■ **PROBLEM DETAILS**
Images should be left out, and everything else in the listing reproduced exactly.

■ **MATERIALS PROVIDED**
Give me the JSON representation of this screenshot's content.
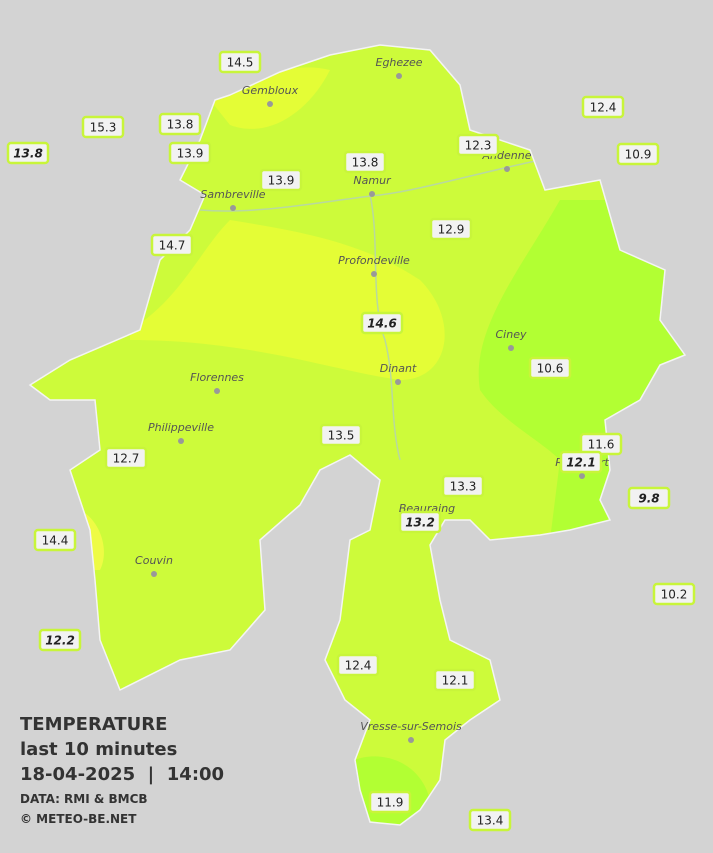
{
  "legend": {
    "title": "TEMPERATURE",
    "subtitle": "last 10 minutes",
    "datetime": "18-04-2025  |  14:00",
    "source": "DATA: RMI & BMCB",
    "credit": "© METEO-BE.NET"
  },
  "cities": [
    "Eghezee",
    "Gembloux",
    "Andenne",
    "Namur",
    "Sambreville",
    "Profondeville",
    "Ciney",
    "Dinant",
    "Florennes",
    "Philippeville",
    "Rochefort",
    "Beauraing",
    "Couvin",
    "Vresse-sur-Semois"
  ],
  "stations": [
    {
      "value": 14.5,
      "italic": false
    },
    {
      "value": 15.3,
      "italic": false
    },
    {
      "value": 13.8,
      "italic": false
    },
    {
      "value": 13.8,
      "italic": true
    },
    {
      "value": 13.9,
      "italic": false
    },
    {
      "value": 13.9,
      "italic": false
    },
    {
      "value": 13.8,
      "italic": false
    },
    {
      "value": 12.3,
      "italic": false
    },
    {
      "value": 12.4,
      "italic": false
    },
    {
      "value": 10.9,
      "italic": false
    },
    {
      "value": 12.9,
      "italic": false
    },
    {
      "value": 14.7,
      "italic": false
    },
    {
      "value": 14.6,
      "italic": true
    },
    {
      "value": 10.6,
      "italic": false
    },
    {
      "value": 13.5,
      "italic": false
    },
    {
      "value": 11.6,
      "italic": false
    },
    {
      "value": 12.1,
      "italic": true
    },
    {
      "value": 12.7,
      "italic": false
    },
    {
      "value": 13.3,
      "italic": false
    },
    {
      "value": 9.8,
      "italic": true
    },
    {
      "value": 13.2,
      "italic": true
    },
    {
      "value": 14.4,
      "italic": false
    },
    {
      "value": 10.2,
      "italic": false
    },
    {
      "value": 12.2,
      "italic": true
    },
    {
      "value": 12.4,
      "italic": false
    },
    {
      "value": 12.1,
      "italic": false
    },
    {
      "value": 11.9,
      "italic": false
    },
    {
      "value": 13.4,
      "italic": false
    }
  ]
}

■ **COMPLETE OUTPUT**
Give me the JSON representation of this screenshot's content.
{
  "legend": {
    "title": "TEMPERATURE",
    "subtitle": "last 10 minutes",
    "datetime": "18-04-2025  |  14:00",
    "source": "DATA: RMI & BMCB",
    "credit": "© METEO-BE.NET"
  },
  "cities": [
    "Eghezee",
    "Gembloux",
    "Andenne",
    "Namur",
    "Sambreville",
    "Profondeville",
    "Ciney",
    "Dinant",
    "Florennes",
    "Philippeville",
    "Rochefort",
    "Beauraing",
    "Couvin",
    "Vresse-sur-Semois"
  ],
  "stations": [
    {
      "value": 14.5,
      "italic": false
    },
    {
      "value": 15.3,
      "italic": false
    },
    {
      "value": 13.8,
      "italic": false
    },
    {
      "value": 13.8,
      "italic": true
    },
    {
      "value": 13.9,
      "italic": false
    },
    {
      "value": 13.9,
      "italic": false
    },
    {
      "value": 13.8,
      "italic": false
    },
    {
      "value": 12.3,
      "italic": false
    },
    {
      "value": 12.4,
      "italic": false
    },
    {
      "value": 10.9,
      "italic": false
    },
    {
      "value": 12.9,
      "italic": false
    },
    {
      "value": 14.7,
      "italic": false
    },
    {
      "value": 14.6,
      "italic": true
    },
    {
      "value": 10.6,
      "italic": false
    },
    {
      "value": 13.5,
      "italic": false
    },
    {
      "value": 11.6,
      "italic": false
    },
    {
      "value": 12.1,
      "italic": true
    },
    {
      "value": 12.7,
      "italic": false
    },
    {
      "value": 13.3,
      "italic": false
    },
    {
      "value": 9.8,
      "italic": true
    },
    {
      "value": 13.2,
      "italic": true
    },
    {
      "value": 14.4,
      "italic": false
    },
    {
      "value": 10.2,
      "italic": false
    },
    {
      "value": 12.2,
      "italic": true
    },
    {
      "value": 12.4,
      "italic": false
    },
    {
      "value": 12.1,
      "italic": false
    },
    {
      "value": 11.9,
      "italic": false
    },
    {
      "value": 13.4,
      "italic": false
    }
  ]
}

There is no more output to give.